# What is needed
Extract every record, keeping each one exactly as it is.

Data records:

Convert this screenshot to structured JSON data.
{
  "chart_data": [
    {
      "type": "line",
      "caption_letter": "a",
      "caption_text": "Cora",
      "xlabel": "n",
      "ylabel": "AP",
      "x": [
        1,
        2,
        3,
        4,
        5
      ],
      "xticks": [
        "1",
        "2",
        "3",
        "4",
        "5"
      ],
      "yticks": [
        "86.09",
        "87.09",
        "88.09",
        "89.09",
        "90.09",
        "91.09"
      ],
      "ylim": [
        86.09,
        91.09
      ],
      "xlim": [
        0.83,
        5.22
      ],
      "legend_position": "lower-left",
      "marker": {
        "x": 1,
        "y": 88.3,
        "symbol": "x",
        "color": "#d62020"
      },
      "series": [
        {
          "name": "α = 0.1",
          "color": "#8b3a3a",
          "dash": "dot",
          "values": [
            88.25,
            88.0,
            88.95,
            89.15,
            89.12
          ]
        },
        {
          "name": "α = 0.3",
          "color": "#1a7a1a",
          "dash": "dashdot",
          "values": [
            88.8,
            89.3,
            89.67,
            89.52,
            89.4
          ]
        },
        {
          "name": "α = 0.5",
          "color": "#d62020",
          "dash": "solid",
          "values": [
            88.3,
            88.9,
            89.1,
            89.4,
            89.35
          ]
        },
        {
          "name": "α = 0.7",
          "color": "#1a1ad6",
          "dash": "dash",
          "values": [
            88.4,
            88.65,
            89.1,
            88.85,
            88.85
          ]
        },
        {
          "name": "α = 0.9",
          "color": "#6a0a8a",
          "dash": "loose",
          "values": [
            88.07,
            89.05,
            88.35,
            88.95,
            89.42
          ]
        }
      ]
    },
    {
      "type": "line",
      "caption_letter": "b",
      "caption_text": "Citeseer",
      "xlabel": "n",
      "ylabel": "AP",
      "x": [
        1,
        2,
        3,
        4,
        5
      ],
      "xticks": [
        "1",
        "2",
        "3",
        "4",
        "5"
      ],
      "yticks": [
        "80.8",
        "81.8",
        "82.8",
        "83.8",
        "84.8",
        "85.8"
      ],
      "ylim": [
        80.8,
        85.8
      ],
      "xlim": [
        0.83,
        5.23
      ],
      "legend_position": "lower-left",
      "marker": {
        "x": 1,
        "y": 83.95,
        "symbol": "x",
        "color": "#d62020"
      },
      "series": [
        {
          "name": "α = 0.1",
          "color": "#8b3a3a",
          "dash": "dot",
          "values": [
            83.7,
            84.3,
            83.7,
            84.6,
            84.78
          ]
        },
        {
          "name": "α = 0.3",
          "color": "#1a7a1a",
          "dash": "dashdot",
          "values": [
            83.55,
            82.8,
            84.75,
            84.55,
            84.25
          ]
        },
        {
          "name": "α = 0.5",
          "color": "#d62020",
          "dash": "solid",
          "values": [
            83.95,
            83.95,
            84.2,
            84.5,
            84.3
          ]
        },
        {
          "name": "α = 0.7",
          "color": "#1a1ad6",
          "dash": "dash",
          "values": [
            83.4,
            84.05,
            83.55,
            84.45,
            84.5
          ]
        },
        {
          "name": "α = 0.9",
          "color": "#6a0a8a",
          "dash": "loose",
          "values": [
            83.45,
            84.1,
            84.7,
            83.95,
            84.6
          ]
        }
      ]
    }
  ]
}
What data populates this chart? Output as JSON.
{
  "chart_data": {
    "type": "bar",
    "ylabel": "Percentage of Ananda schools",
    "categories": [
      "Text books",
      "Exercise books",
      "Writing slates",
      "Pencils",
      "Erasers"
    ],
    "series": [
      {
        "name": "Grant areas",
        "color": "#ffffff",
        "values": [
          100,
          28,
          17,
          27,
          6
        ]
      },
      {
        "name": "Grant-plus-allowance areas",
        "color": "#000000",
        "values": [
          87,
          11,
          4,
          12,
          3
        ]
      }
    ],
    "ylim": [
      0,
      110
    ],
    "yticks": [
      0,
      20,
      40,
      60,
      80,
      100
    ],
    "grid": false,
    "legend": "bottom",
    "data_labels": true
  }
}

# Response to the task
Convert this screenshot to structured JSON data.
{
  "chart_data": [
    {
      "type": "line",
      "caption_letter": "a",
      "caption_text": "Cora",
      "xlabel": "n",
      "ylabel": "AP",
      "x": [
        1,
        2,
        3,
        4,
        5
      ],
      "xticks": [
        "1",
        "2",
        "3",
        "4",
        "5"
      ],
      "yticks": [
        "86.09",
        "87.09",
        "88.09",
        "89.09",
        "90.09",
        "91.09"
      ],
      "ylim": [
        86.09,
        91.09
      ],
      "xlim": [
        0.83,
        5.22
      ],
      "legend_position": "lower-left",
      "marker": {
        "x": 1,
        "y": 88.3,
        "symbol": "x",
        "color": "#d62020"
      },
      "series": [
        {
          "name": "α = 0.1",
          "color": "#8b3a3a",
          "dash": "dot",
          "values": [
            88.25,
            88.0,
            88.95,
            89.15,
            89.12
          ]
        },
        {
          "name": "α = 0.3",
          "color": "#1a7a1a",
          "dash": "dashdot",
          "values": [
            88.8,
            89.3,
            89.67,
            89.52,
            89.4
          ]
        },
        {
          "name": "α = 0.5",
          "color": "#d62020",
          "dash": "solid",
          "values": [
            88.3,
            88.9,
            89.1,
            89.4,
            89.35
          ]
        },
        {
          "name": "α = 0.7",
          "color": "#1a1ad6",
          "dash": "dash",
          "values": [
            88.4,
            88.65,
            89.1,
            88.85,
            88.85
          ]
        },
        {
          "name": "α = 0.9",
          "color": "#6a0a8a",
          "dash": "loose",
          "values": [
            88.07,
            89.05,
            88.35,
            88.95,
            89.42
          ]
        }
      ]
    },
    {
      "type": "line",
      "caption_letter": "b",
      "caption_text": "Citeseer",
      "xlabel": "n",
      "ylabel": "AP",
      "x": [
        1,
        2,
        3,
        4,
        5
      ],
      "xticks": [
        "1",
        "2",
        "3",
        "4",
        "5"
      ],
      "yticks": [
        "80.8",
        "81.8",
        "82.8",
        "83.8",
        "84.8",
        "85.8"
      ],
      "ylim": [
        80.8,
        85.8
      ],
      "xlim": [
        0.83,
        5.23
      ],
      "legend_position": "lower-left",
      "marker": {
        "x": 1,
        "y": 83.95,
        "symbol": "x",
        "color": "#d62020"
      },
      "series": [
        {
          "name": "α = 0.1",
          "color": "#8b3a3a",
          "dash": "dot",
          "values": [
            83.7,
            84.3,
            83.7,
            84.6,
            84.78
          ]
        },
        {
          "name": "α = 0.3",
          "color": "#1a7a1a",
          "dash": "dashdot",
          "values": [
            83.55,
            82.8,
            84.75,
            84.55,
            84.25
          ]
        },
        {
          "name": "α = 0.5",
          "color": "#d62020",
          "dash": "solid",
          "values": [
            83.95,
            83.95,
            84.2,
            84.5,
            84.3
          ]
        },
        {
          "name": "α = 0.7",
          "color": "#1a1ad6",
          "dash": "dash",
          "values": [
            83.4,
            84.05,
            83.55,
            84.45,
            84.5
          ]
        },
        {
          "name": "α = 0.9",
          "color": "#6a0a8a",
          "dash": "loose",
          "values": [
            83.45,
            84.1,
            84.7,
            83.95,
            84.6
          ]
        }
      ]
    }
  ]
}
What data populates this chart? Output as JSON.
{
  "chart_data": {
    "type": "bar",
    "ylabel": "Percentage of Ananda schools",
    "categories": [
      "Text books",
      "Exercise books",
      "Writing slates",
      "Pencils",
      "Erasers"
    ],
    "series": [
      {
        "name": "Grant areas",
        "color": "#ffffff",
        "values": [
          100,
          28,
          17,
          27,
          6
        ]
      },
      {
        "name": "Grant-plus-allowance areas",
        "color": "#000000",
        "values": [
          87,
          11,
          4,
          12,
          3
        ]
      }
    ],
    "ylim": [
      0,
      110
    ],
    "yticks": [
      0,
      20,
      40,
      60,
      80,
      100
    ],
    "grid": false,
    "legend": "bottom",
    "data_labels": true
  }
}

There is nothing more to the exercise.